### Data provided
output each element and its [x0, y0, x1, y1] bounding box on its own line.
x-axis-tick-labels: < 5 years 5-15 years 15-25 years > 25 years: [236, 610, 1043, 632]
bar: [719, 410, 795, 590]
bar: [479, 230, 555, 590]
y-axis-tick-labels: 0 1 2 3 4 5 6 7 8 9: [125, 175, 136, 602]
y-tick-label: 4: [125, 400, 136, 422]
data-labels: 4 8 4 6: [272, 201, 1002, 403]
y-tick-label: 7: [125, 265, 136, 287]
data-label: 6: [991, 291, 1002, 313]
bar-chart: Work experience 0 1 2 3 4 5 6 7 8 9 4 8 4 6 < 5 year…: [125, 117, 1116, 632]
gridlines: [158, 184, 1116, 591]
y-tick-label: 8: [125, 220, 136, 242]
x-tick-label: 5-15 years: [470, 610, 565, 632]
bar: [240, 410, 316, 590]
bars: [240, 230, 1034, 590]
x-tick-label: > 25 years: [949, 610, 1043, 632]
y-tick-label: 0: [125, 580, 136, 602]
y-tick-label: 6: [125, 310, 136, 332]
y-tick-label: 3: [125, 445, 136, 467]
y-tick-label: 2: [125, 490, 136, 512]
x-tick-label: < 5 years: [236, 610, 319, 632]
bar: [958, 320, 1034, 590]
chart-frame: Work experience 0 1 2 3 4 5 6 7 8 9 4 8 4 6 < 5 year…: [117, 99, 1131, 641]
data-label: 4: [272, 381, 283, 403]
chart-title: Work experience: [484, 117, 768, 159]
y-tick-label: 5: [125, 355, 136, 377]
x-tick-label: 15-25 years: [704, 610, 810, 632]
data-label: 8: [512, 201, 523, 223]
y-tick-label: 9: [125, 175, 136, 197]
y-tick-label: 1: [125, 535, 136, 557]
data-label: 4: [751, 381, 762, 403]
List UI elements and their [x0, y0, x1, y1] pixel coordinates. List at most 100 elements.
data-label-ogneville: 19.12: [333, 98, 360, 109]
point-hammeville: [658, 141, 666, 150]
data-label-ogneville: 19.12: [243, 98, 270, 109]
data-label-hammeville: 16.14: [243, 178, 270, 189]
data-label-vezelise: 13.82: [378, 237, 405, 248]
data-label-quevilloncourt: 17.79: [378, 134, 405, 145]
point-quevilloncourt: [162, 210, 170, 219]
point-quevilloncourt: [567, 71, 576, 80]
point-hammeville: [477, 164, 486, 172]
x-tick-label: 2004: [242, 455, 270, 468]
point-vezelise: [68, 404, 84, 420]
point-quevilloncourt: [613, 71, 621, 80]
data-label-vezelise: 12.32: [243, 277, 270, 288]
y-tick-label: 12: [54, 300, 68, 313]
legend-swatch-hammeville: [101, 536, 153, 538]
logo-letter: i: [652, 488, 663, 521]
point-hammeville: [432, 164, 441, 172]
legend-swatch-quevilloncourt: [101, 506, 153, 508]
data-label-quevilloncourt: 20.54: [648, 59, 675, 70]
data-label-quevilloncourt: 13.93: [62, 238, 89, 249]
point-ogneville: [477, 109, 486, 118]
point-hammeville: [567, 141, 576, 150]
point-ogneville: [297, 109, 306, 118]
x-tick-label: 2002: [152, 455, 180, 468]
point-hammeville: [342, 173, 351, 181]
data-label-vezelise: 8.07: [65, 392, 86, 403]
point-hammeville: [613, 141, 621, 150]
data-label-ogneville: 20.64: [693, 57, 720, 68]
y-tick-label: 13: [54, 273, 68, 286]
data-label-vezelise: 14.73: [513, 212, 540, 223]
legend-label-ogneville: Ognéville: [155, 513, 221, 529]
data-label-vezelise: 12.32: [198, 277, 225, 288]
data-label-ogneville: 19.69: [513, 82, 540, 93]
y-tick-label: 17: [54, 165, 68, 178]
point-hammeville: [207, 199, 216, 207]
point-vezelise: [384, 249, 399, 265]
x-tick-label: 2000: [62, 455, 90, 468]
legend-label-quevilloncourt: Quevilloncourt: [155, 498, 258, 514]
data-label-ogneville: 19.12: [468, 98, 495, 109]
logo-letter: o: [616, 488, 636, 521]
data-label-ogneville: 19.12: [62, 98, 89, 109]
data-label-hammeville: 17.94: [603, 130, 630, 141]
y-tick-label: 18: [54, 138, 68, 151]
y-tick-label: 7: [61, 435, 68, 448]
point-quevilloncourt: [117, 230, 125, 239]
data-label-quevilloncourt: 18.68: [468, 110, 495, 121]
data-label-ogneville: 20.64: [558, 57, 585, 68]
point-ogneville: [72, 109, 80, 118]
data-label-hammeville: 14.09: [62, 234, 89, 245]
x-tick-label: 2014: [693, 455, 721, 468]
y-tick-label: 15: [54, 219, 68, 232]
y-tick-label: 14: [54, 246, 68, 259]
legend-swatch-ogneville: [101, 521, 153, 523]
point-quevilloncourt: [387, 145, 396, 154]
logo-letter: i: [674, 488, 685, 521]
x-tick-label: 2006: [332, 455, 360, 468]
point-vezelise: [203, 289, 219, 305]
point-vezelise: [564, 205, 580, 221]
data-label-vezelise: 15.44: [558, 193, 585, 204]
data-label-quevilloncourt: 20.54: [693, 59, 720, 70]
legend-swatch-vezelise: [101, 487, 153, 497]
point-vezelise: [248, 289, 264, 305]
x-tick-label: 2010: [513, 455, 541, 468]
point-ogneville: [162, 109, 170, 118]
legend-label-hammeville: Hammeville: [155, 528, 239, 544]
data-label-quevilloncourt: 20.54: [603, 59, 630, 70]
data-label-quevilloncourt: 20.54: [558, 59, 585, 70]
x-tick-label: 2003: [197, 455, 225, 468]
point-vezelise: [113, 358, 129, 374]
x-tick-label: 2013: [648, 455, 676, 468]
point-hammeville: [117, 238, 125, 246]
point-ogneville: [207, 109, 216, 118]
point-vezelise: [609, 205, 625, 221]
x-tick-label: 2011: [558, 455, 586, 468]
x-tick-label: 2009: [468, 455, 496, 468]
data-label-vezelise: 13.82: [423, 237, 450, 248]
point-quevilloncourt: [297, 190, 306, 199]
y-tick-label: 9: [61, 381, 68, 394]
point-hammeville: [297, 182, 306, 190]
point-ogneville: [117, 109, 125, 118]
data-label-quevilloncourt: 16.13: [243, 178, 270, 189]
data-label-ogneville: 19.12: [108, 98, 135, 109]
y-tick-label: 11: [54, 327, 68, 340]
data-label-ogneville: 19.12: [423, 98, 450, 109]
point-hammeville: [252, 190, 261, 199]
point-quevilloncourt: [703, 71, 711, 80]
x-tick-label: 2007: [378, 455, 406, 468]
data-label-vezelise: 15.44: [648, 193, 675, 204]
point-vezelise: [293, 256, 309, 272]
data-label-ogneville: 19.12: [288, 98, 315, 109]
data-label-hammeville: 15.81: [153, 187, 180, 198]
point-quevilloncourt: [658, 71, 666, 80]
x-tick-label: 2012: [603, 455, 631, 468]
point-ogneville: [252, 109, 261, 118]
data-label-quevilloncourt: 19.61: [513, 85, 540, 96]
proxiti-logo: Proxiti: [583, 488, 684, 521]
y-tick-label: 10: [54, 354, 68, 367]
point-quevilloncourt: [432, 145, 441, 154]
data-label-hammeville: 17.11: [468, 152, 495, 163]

### Problem to solve
Turn every line in all the rows above into a numbered list, leaving out any blank lines.

### Solution for this problem
1. output each element and its [x0, y0, x1, y1] bounding box on its own line.
2. x-axis-tick-labels: < 5 years 5-15 years 15-25 years > 25 years: [236, 610, 1043, 632]
3. bar: [719, 410, 795, 590]
4. bar: [479, 230, 555, 590]
5. y-axis-tick-labels: 0 1 2 3 4 5 6 7 8 9: [125, 175, 136, 602]
6. y-tick-label: 4: [125, 400, 136, 422]
7. data-labels: 4 8 4 6: [272, 201, 1002, 403]
8. y-tick-label: 7: [125, 265, 136, 287]
9. data-label: 6: [991, 291, 1002, 313]
10. bar-chart: Work experience 0 1 2 3 4 5 6 7 8 9 4 8 4 6 < 5 year…: [125, 117, 1116, 632]
11. gridlines: [158, 184, 1116, 591]
12. y-tick-label: 8: [125, 220, 136, 242]
13. x-tick-label: 5-15 years: [470, 610, 565, 632]
14. bar: [240, 410, 316, 590]
15. bars: [240, 230, 1034, 590]
16. x-tick-label: > 25 years: [949, 610, 1043, 632]
17. y-tick-label: 0: [125, 580, 136, 602]
18. y-tick-label: 6: [125, 310, 136, 332]
19. y-tick-label: 3: [125, 445, 136, 467]
20. y-tick-label: 2: [125, 490, 136, 512]
21. x-tick-label: < 5 years: [236, 610, 319, 632]
22. bar: [958, 320, 1034, 590]
23. chart-frame: Work experience 0 1 2 3 4 5 6 7 8 9 4 8 4 6 < 5 year…: [117, 99, 1131, 641]
24. data-label: 4: [272, 381, 283, 403]
25. chart-title: Work experience: [484, 117, 768, 159]
26. y-tick-label: 5: [125, 355, 136, 377]
27. x-tick-label: 15-25 years: [704, 610, 810, 632]
28. data-label: 8: [512, 201, 523, 223]
29. y-tick-label: 9: [125, 175, 136, 197]
30. y-tick-label: 1: [125, 535, 136, 557]
31. data-label: 4: [751, 381, 762, 403]
32. List UI elements and their [x0, y0, x1, y1] pixel coordinates. List at most 100 elements.
33. data-label-ogneville: 19.12: [333, 98, 360, 109]
34. point-hammeville: [658, 141, 666, 150]
35. data-label-ogneville: 19.12: [243, 98, 270, 109]
36. data-label-hammeville: 16.14: [243, 178, 270, 189]
37. data-label-vezelise: 13.82: [378, 237, 405, 248]
38. data-label-quevilloncourt: 17.79: [378, 134, 405, 145]
39. point-quevilloncourt: [162, 210, 170, 219]
40. point-quevilloncourt: [567, 71, 576, 80]
41. point-hammeville: [477, 164, 486, 172]
42. x-tick-label: 2004: [242, 455, 270, 468]
43. point-vezelise: [68, 404, 84, 420]
44. point-quevilloncourt: [613, 71, 621, 80]
45. data-label-vezelise: 12.32: [243, 277, 270, 288]
46. y-tick-label: 12: [54, 300, 68, 313]
47. legend-swatch-hammeville: [101, 536, 153, 538]
48. logo-letter: i: [652, 488, 663, 521]
49. point-hammeville: [432, 164, 441, 172]
50. legend-swatch-quevilloncourt: [101, 506, 153, 508]
51. data-label-quevilloncourt: 20.54: [648, 59, 675, 70]
52. data-label-quevilloncourt: 13.93: [62, 238, 89, 249]
53. point-ogneville: [477, 109, 486, 118]
54. point-hammeville: [567, 141, 576, 150]
55. point-ogneville: [297, 109, 306, 118]
56. x-tick-label: 2002: [152, 455, 180, 468]
57. point-hammeville: [342, 173, 351, 181]
58. data-label-vezelise: 8.07: [65, 392, 86, 403]
59. point-hammeville: [613, 141, 621, 150]
60. data-label-ogneville: 20.64: [693, 57, 720, 68]
61. y-tick-label: 13: [54, 273, 68, 286]
62. data-label-vezelise: 14.73: [513, 212, 540, 223]
63. legend-label-ogneville: Ognéville: [155, 513, 221, 529]
64. data-label-vezelise: 12.32: [198, 277, 225, 288]
65. data-label-ogneville: 19.69: [513, 82, 540, 93]
66. y-tick-label: 17: [54, 165, 68, 178]
67. point-hammeville: [207, 199, 216, 207]
68. point-vezelise: [384, 249, 399, 265]
69. x-tick-label: 2000: [62, 455, 90, 468]
70. legend-label-quevilloncourt: Quevilloncourt: [155, 498, 258, 514]
71. data-label-ogneville: 19.12: [468, 98, 495, 109]
72. logo-letter: o: [616, 488, 636, 521]
73. data-label-ogneville: 19.12: [62, 98, 89, 109]
74. data-label-hammeville: 17.94: [603, 130, 630, 141]
75. y-tick-label: 18: [54, 138, 68, 151]
76. y-tick-label: 7: [61, 435, 68, 448]
77. point-quevilloncourt: [117, 230, 125, 239]
78. data-label-quevilloncourt: 18.68: [468, 110, 495, 121]
79. data-label-ogneville: 20.64: [558, 57, 585, 68]
80. point-ogneville: [72, 109, 80, 118]
81. data-label-hammeville: 14.09: [62, 234, 89, 245]
82. x-tick-label: 2014: [693, 455, 721, 468]
83. y-tick-label: 15: [54, 219, 68, 232]
84. y-tick-label: 14: [54, 246, 68, 259]
85. legend-swatch-ogneville: [101, 521, 153, 523]
86. point-quevilloncourt: [387, 145, 396, 154]
87. logo-letter: i: [674, 488, 685, 521]
88. x-tick-label: 2006: [332, 455, 360, 468]
89. point-vezelise: [203, 289, 219, 305]
90. point-vezelise: [564, 205, 580, 221]
91. data-label-vezelise: 15.44: [558, 193, 585, 204]
92. data-label-quevilloncourt: 20.54: [693, 59, 720, 70]
93. legend-swatch-vezelise: [101, 487, 153, 497]
94. point-vezelise: [248, 289, 264, 305]
95. x-tick-label: 2010: [513, 455, 541, 468]
96. point-ogneville: [162, 109, 170, 118]
97. legend-label-hammeville: Hammeville: [155, 528, 239, 544]
98. data-label-quevilloncourt: 20.54: [603, 59, 630, 70]
99. data-label-quevilloncourt: 20.54: [558, 59, 585, 70]
100. x-tick-label: 2003: [197, 455, 225, 468]
101. point-vezelise: [113, 358, 129, 374]
102. x-tick-label: 2013: [648, 455, 676, 468]
103. point-hammeville: [117, 238, 125, 246]
104. point-ogneville: [207, 109, 216, 118]
105. point-vezelise: [609, 205, 625, 221]
106. x-tick-label: 2011: [558, 455, 586, 468]
107. x-tick-label: 2009: [468, 455, 496, 468]
108. data-label-vezelise: 13.82: [423, 237, 450, 248]
109. point-quevilloncourt: [297, 190, 306, 199]
110. y-tick-label: 9: [61, 381, 68, 394]
111. point-hammeville: [297, 182, 306, 190]
112. point-ogneville: [117, 109, 125, 118]
113. data-label-quevilloncourt: 16.13: [243, 178, 270, 189]
114. data-label-ogneville: 19.12: [108, 98, 135, 109]
115. y-tick-label: 11: [54, 327, 68, 340]
116. data-label-ogneville: 19.12: [423, 98, 450, 109]
117. point-hammeville: [252, 190, 261, 199]
118. point-quevilloncourt: [703, 71, 711, 80]
119. x-tick-label: 2007: [378, 455, 406, 468]
120. data-label-vezelise: 15.44: [648, 193, 675, 204]
121. point-vezelise: [293, 256, 309, 272]
122. data-label-ogneville: 19.12: [288, 98, 315, 109]
123. data-label-hammeville: 15.81: [153, 187, 180, 198]
124. point-quevilloncourt: [658, 71, 666, 80]
125. x-tick-label: 2012: [603, 455, 631, 468]
126. point-ogneville: [252, 109, 261, 118]
127. data-label-quevilloncourt: 19.61: [513, 85, 540, 96]
128. proxiti-logo: Proxiti: [583, 488, 684, 521]
129. y-tick-label: 10: [54, 354, 68, 367]
130. point-quevilloncourt: [432, 145, 441, 154]
131. data-label-hammeville: 17.11: [468, 152, 495, 163]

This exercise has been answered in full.